• [BRIEF]:
Reproduce the following entries verbatim, keeping every character and line unchanged.

• [STORED RECORDS]:
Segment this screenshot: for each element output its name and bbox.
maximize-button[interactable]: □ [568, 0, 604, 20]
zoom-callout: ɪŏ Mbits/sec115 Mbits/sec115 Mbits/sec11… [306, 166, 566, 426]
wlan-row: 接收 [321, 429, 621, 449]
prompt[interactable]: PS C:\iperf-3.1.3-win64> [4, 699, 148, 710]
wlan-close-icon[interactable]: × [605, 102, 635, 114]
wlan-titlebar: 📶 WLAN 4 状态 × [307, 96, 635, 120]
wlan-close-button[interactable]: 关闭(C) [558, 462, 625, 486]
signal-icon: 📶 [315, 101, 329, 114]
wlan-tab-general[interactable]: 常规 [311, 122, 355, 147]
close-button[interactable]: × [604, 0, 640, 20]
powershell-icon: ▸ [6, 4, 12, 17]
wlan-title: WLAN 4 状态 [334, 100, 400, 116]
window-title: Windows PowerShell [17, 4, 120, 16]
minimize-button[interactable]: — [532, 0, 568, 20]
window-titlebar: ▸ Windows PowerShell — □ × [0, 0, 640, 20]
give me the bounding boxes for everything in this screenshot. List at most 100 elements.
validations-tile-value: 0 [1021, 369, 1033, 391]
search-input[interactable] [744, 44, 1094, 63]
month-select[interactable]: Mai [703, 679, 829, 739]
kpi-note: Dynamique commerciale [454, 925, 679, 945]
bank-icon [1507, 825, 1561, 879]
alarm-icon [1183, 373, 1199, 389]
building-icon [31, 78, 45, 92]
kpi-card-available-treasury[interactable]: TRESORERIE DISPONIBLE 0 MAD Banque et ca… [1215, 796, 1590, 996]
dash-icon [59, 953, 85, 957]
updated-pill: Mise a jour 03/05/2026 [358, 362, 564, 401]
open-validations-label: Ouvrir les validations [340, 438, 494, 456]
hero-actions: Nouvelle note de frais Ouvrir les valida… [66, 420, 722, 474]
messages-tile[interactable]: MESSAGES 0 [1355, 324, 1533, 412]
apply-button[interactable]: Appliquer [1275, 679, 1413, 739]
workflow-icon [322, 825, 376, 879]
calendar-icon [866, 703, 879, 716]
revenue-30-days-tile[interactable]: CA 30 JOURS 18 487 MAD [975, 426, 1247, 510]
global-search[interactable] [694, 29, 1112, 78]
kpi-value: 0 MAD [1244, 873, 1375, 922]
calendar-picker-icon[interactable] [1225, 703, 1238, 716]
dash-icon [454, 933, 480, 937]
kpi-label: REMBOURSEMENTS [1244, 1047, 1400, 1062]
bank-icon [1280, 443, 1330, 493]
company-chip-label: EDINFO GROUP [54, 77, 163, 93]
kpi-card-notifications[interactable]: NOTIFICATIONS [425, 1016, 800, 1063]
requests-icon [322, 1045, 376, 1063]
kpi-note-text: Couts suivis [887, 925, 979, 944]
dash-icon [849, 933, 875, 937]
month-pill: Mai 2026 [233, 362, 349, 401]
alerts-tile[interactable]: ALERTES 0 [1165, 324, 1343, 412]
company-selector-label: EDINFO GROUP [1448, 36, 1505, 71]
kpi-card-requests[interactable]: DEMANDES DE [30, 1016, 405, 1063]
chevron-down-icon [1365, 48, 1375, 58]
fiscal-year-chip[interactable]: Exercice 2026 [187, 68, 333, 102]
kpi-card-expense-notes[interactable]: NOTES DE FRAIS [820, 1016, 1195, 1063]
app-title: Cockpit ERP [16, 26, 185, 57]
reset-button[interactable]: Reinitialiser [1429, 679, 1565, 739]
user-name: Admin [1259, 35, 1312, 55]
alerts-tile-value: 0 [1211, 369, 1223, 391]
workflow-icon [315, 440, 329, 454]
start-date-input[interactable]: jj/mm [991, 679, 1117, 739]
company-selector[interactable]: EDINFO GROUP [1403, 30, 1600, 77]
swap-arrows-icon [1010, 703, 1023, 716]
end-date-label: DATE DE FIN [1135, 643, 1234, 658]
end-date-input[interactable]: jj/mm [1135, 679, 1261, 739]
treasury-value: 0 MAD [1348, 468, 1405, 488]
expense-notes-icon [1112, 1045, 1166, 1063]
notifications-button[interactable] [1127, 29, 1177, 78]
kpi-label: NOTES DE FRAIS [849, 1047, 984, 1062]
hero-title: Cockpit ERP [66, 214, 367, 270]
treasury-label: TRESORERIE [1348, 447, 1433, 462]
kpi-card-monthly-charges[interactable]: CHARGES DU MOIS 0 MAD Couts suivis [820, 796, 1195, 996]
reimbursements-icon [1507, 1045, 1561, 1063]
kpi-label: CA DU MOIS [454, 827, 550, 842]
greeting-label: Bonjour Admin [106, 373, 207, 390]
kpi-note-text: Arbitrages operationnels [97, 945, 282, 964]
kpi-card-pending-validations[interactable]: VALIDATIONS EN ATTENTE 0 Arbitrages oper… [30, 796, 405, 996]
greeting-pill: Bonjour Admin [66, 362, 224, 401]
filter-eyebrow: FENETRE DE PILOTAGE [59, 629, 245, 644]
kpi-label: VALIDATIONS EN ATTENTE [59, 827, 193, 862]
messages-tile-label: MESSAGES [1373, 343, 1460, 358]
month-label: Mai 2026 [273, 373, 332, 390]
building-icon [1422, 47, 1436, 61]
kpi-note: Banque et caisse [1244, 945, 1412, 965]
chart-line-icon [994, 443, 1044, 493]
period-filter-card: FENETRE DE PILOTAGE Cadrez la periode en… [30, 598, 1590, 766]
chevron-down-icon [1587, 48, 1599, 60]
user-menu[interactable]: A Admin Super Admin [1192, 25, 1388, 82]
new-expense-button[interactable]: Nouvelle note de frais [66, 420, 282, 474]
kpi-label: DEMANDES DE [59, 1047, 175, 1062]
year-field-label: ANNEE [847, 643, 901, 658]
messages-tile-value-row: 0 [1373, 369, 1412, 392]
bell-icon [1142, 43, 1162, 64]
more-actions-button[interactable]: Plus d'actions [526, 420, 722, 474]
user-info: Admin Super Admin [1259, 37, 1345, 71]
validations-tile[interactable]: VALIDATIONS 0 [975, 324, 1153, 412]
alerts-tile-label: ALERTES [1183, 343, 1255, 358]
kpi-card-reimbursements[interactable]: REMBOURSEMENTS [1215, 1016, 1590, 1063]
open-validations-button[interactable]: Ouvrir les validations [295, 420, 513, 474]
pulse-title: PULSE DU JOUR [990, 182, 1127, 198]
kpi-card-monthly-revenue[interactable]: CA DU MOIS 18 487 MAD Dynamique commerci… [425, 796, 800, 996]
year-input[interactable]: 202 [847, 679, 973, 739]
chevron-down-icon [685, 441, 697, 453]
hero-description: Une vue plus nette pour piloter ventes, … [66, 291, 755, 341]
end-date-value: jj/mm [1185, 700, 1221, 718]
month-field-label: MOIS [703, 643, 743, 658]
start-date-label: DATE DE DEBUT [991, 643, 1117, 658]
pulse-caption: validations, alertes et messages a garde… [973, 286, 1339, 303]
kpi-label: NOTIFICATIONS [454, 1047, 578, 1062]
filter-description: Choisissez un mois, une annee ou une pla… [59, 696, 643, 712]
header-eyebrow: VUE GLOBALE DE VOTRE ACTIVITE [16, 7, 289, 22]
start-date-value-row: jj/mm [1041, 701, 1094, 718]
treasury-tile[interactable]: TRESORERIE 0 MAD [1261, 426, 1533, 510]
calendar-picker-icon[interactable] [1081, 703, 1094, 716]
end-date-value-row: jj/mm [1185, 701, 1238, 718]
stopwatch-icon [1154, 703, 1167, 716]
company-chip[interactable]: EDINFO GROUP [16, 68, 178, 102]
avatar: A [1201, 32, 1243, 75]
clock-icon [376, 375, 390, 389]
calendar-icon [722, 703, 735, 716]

• [THE ANSWER]:
Segment this screenshot: for each element output its name and bbox.
maximize-button[interactable]: □ [568, 0, 604, 20]
zoom-callout: ɪŏ Mbits/sec115 Mbits/sec115 Mbits/sec11… [306, 166, 566, 426]
wlan-row: 接收 [321, 429, 621, 449]
prompt[interactable]: PS C:\iperf-3.1.3-win64> [4, 699, 148, 710]
wlan-close-icon[interactable]: × [605, 102, 635, 114]
wlan-titlebar: 📶 WLAN 4 状态 × [307, 96, 635, 120]
wlan-close-button[interactable]: 关闭(C) [558, 462, 625, 486]
signal-icon: 📶 [315, 101, 329, 114]
wlan-tab-general[interactable]: 常规 [311, 122, 355, 147]
close-button[interactable]: × [604, 0, 640, 20]
powershell-icon: ▸ [6, 4, 12, 17]
wlan-title: WLAN 4 状态 [334, 100, 400, 116]
window-title: Windows PowerShell [17, 4, 120, 16]
minimize-button[interactable]: — [532, 0, 568, 20]
window-titlebar: ▸ Windows PowerShell — □ × [0, 0, 640, 20]
give me the bounding boxes for everything in this screenshot. List at most 100 elements.
validations-tile-value: 0 [1021, 369, 1033, 391]
search-input[interactable] [744, 44, 1094, 63]
month-select[interactable]: Mai [703, 679, 829, 739]
kpi-note: Dynamique commerciale [454, 925, 679, 945]
bank-icon [1507, 825, 1561, 879]
alarm-icon [1183, 373, 1199, 389]
building-icon [31, 78, 45, 92]
kpi-card-available-treasury[interactable]: TRESORERIE DISPONIBLE 0 MAD Banque et ca… [1215, 796, 1590, 996]
dash-icon [59, 953, 85, 957]
updated-pill: Mise a jour 03/05/2026 [358, 362, 564, 401]
open-validations-label: Ouvrir les validations [340, 438, 494, 456]
hero-actions: Nouvelle note de frais Ouvrir les valida… [66, 420, 722, 474]
messages-tile[interactable]: MESSAGES 0 [1355, 324, 1533, 412]
apply-button[interactable]: Appliquer [1275, 679, 1413, 739]
workflow-icon [322, 825, 376, 879]
calendar-icon [866, 703, 879, 716]
revenue-30-days-tile[interactable]: CA 30 JOURS 18 487 MAD [975, 426, 1247, 510]
global-search[interactable] [694, 29, 1112, 78]
kpi-value: 0 MAD [1244, 873, 1375, 922]
calendar-picker-icon[interactable] [1225, 703, 1238, 716]
dash-icon [454, 933, 480, 937]
kpi-label: REMBOURSEMENTS [1244, 1047, 1400, 1062]
bank-icon [1280, 443, 1330, 493]
company-chip-label: EDINFO GROUP [54, 77, 163, 93]
kpi-card-notifications[interactable]: NOTIFICATIONS [425, 1016, 800, 1063]
requests-icon [322, 1045, 376, 1063]
kpi-note-text: Couts suivis [887, 925, 979, 944]
dash-icon [849, 933, 875, 937]
month-pill: Mai 2026 [233, 362, 349, 401]
alerts-tile[interactable]: ALERTES 0 [1165, 324, 1343, 412]
company-selector-label: EDINFO GROUP [1448, 36, 1505, 71]
kpi-card-requests[interactable]: DEMANDES DE [30, 1016, 405, 1063]
chevron-down-icon [1365, 48, 1375, 58]
fiscal-year-chip[interactable]: Exercice 2026 [187, 68, 333, 102]
kpi-card-expense-notes[interactable]: NOTES DE FRAIS [820, 1016, 1195, 1063]
app-title: Cockpit ERP [16, 26, 185, 57]
reset-button[interactable]: Reinitialiser [1429, 679, 1565, 739]
user-name: Admin [1259, 35, 1312, 55]
alerts-tile-value: 0 [1211, 369, 1223, 391]
workflow-icon [315, 440, 329, 454]
start-date-input[interactable]: jj/mm [991, 679, 1117, 739]
company-selector[interactable]: EDINFO GROUP [1403, 30, 1600, 77]
swap-arrows-icon [1010, 703, 1023, 716]
end-date-label: DATE DE FIN [1135, 643, 1234, 658]
end-date-input[interactable]: jj/mm [1135, 679, 1261, 739]
treasury-value: 0 MAD [1348, 468, 1405, 488]
expense-notes-icon [1112, 1045, 1166, 1063]
notifications-button[interactable] [1127, 29, 1177, 78]
kpi-label: NOTES DE FRAIS [849, 1047, 984, 1062]
hero-title: Cockpit ERP [66, 214, 367, 270]
treasury-label: TRESORERIE [1348, 447, 1433, 462]
kpi-card-monthly-charges[interactable]: CHARGES DU MOIS 0 MAD Couts suivis [820, 796, 1195, 996]
reimbursements-icon [1507, 1045, 1561, 1063]
kpi-label: CA DU MOIS [454, 827, 550, 842]
greeting-label: Bonjour Admin [106, 373, 207, 390]
kpi-note-text: Arbitrages operationnels [97, 945, 282, 964]
kpi-card-pending-validations[interactable]: VALIDATIONS EN ATTENTE 0 Arbitrages oper… [30, 796, 405, 996]
greeting-pill: Bonjour Admin [66, 362, 224, 401]
filter-eyebrow: FENETRE DE PILOTAGE [59, 629, 245, 644]
kpi-label: VALIDATIONS EN ATTENTE [59, 827, 193, 862]
messages-tile-label: MESSAGES [1373, 343, 1460, 358]
month-label: Mai 2026 [273, 373, 332, 390]
building-icon [1422, 47, 1436, 61]
kpi-note: Banque et caisse [1244, 945, 1412, 965]
chart-line-icon [994, 443, 1044, 493]
period-filter-card: FENETRE DE PILOTAGE Cadrez la periode en… [30, 598, 1590, 766]
chevron-down-icon [1587, 48, 1599, 60]
user-menu[interactable]: A Admin Super Admin [1192, 25, 1388, 82]
new-expense-button[interactable]: Nouvelle note de frais [66, 420, 282, 474]
kpi-label: DEMANDES DE [59, 1047, 175, 1062]
year-field-label: ANNEE [847, 643, 901, 658]
messages-tile-value-row: 0 [1373, 369, 1412, 392]
bell-icon [1142, 43, 1162, 64]
more-actions-button[interactable]: Plus d'actions [526, 420, 722, 474]
user-info: Admin Super Admin [1259, 37, 1345, 71]
validations-tile[interactable]: VALIDATIONS 0 [975, 324, 1153, 412]
alerts-tile-label: ALERTES [1183, 343, 1255, 358]
kpi-card-reimbursements[interactable]: REMBOURSEMENTS [1215, 1016, 1590, 1063]
open-validations-button[interactable]: Ouvrir les validations [295, 420, 513, 474]
pulse-title: PULSE DU JOUR [990, 182, 1127, 198]
kpi-card-monthly-revenue[interactable]: CA DU MOIS 18 487 MAD Dynamique commerci… [425, 796, 800, 996]
year-input[interactable]: 202 [847, 679, 973, 739]
chevron-down-icon [685, 441, 697, 453]
hero-description: Une vue plus nette pour piloter ventes, … [66, 291, 755, 341]
end-date-value: jj/mm [1185, 700, 1221, 718]
month-field-label: MOIS [703, 643, 743, 658]
start-date-label: DATE DE DEBUT [991, 643, 1117, 658]
pulse-caption: validations, alertes et messages a garde… [973, 286, 1339, 303]
kpi-label: NOTIFICATIONS [454, 1047, 578, 1062]
filter-description: Choisissez un mois, une annee ou une pla… [59, 696, 643, 712]
header-eyebrow: VUE GLOBALE DE VOTRE ACTIVITE [16, 7, 289, 22]
start-date-value-row: jj/mm [1041, 701, 1094, 718]
treasury-tile[interactable]: TRESORERIE 0 MAD [1261, 426, 1533, 510]
calendar-picker-icon[interactable] [1081, 703, 1094, 716]
end-date-value-row: jj/mm [1185, 701, 1238, 718]
stopwatch-icon [1154, 703, 1167, 716]
company-chip[interactable]: EDINFO GROUP [16, 68, 178, 102]
avatar: A [1201, 32, 1243, 75]
clock-icon [376, 375, 390, 389]
calendar-icon [722, 703, 735, 716]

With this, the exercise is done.